» **SOURCE DOCUMENT**:
Hi dan
Have you thought about what happens with clustering assuming their is a need
for fail over saftely and load balancing. What I have would do, is to
consider the voltaility of the data and maybe keep a timestamp of the last
time we loaded from the database if this expires my property environment
setting then I will load again and set the timestamp thus this reduces the
amount of database loading while still given some degree of synching with
the daabase state.
For a singleton we would have to deploy one container of deploy this bean in
one of our clustered containers. The problem with the latter is that now we
will incurre extra overhead since clients connected to the container without
this bean will have to performance method calls across processes thus
reducing performance and creating a potential bottle neck.
kind regards
William
> -----Original Message-----
> From: dan benanav [SMTP:[EMAIL PROTECTED]]
> Sent: Tuesday, February 29, 2000 11:43 AM
> To: [EMAIL PROTECTED]
> Subject: Stateless bean for caching (Under certain conditions)
>
> I know this has been discussed somewhat in this newgroup but I haven't
> seen any real conclusion on what I am going to suggest here.
>
> It seems to me that stateless beans can be a good choice for caching
> database data under certain circumstances. One great thing about a
> stateless bean is that they provide automatic failover in a clustered
> environment. Also stateless beans are not passivated. Here are the
> conditions under which I think stateless beans can be used for caching.
>
> 1. Going to the database on each call to get the data would be
> prohibitively expensive.
> 2. You are willing to have multiple copies of the cache around. Or if
> the server allows you to set the maximum number of beans then you could
> have a singleton.
> 3. The number of updates to the database is relatively small and it is
> easy to update the cache if the nature of the updates is known.
>
> The idea is that you would have multiple copies of the cache in each
> stateless bean created by the container. To implement this you would do
> the following.

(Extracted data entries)
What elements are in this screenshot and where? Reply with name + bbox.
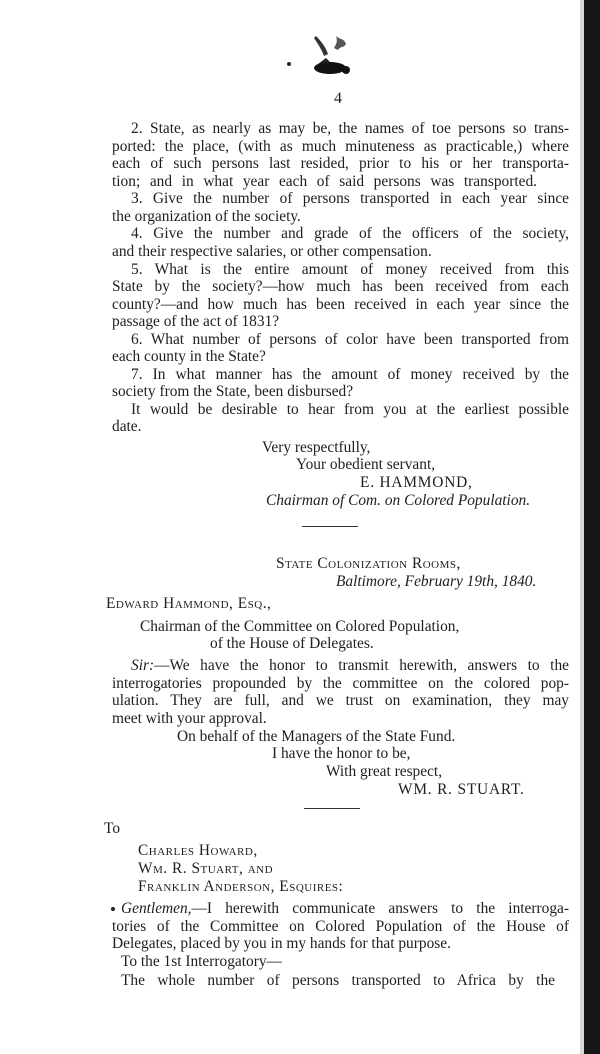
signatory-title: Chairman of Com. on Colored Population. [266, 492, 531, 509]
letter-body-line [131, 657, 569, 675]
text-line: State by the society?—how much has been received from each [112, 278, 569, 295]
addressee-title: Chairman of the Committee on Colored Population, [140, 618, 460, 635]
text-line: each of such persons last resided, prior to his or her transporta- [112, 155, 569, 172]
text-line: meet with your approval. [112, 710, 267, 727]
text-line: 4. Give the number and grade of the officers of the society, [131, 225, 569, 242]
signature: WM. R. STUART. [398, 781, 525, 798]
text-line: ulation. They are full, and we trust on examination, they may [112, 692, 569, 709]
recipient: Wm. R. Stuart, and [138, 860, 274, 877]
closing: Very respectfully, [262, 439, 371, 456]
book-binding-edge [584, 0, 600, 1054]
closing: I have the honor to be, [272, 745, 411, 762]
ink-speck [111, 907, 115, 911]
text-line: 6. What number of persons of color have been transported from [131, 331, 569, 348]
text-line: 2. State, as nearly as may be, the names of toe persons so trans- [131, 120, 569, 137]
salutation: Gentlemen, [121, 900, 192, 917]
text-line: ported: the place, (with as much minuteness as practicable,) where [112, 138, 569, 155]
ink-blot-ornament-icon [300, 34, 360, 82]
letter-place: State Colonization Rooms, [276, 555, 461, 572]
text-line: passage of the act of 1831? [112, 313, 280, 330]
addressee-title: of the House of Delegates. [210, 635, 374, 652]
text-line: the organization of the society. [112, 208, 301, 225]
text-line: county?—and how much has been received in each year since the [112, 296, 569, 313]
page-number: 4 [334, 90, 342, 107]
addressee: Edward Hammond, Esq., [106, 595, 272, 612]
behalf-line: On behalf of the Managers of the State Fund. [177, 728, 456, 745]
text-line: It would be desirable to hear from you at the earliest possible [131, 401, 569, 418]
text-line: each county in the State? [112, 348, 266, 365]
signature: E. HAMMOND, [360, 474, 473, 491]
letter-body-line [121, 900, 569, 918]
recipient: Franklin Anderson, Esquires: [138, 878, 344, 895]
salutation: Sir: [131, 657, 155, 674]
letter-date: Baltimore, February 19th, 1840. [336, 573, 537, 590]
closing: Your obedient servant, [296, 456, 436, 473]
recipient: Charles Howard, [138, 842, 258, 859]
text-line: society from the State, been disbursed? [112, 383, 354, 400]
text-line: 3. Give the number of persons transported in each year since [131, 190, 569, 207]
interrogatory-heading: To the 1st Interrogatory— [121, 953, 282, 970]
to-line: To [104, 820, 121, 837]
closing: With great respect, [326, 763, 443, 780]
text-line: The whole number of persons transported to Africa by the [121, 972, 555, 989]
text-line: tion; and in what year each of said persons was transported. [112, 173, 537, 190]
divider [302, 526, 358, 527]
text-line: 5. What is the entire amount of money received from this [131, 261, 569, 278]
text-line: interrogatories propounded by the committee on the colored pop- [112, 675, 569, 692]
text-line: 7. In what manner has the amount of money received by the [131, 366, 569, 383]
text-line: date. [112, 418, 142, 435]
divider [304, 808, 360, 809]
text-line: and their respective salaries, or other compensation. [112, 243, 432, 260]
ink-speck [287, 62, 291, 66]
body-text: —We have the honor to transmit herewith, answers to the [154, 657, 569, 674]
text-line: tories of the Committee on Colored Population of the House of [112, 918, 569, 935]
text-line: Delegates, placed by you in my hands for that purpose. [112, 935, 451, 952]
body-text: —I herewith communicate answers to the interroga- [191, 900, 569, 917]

» **WHAT IS BEING ASKED**:
Reproduce the entire email reply on using stateless beans for caching, shown above, without any changes.

» **FULL SOLUTION**:
Hi dan
Have you thought about what happens with clustering assuming their is a need
for fail over saftely and load balancing. What I have would do, is to
consider the voltaility of the data and maybe keep a timestamp of the last
time we loaded from the database if this expires my property environment
setting then I will load again and set the timestamp thus this reduces the
amount of database loading while still given some degree of synching with
the daabase state.
For a singleton we would have to deploy one container of deploy this bean in
one of our clustered containers. The problem with the latter is that now we
will incurre extra overhead since clients connected to the container without
this bean will have to performance method calls across processes thus
reducing performance and creating a potential bottle neck.
kind regards
William
> -----Original Message-----
> From: dan benanav [SMTP:[EMAIL PROTECTED]]
> Sent: Tuesday, February 29, 2000 11:43 AM
> To: [EMAIL PROTECTED]
> Subject: Stateless bean for caching (Under certain conditions)
>
> I know this has been discussed somewhat in this newgroup but I haven't
> seen any real conclusion on what I am going to suggest here.
>
> It seems to me that stateless beans can be a good choice for caching
> database data under certain circumstances. One great thing about a
> stateless bean is that they provide automatic failover in a clustered
> environment. Also stateless beans are not passivated. Here are the
> conditions under which I think stateless beans can be used for caching.
>
> 1. Going to the database on each call to get the data would be
> prohibitively expensive.
> 2. You are willing to have multiple copies of the cache around. Or if
> the server allows you to set the maximum number of beans then you could
> have a singleton.
> 3. The number of updates to the database is relatively small and it is
> easy to update the cache if the nature of the updates is known.
>
> The idea is that you would have multiple copies of the cache in each
> stateless bean created by the container. To implement this you would do
> the following.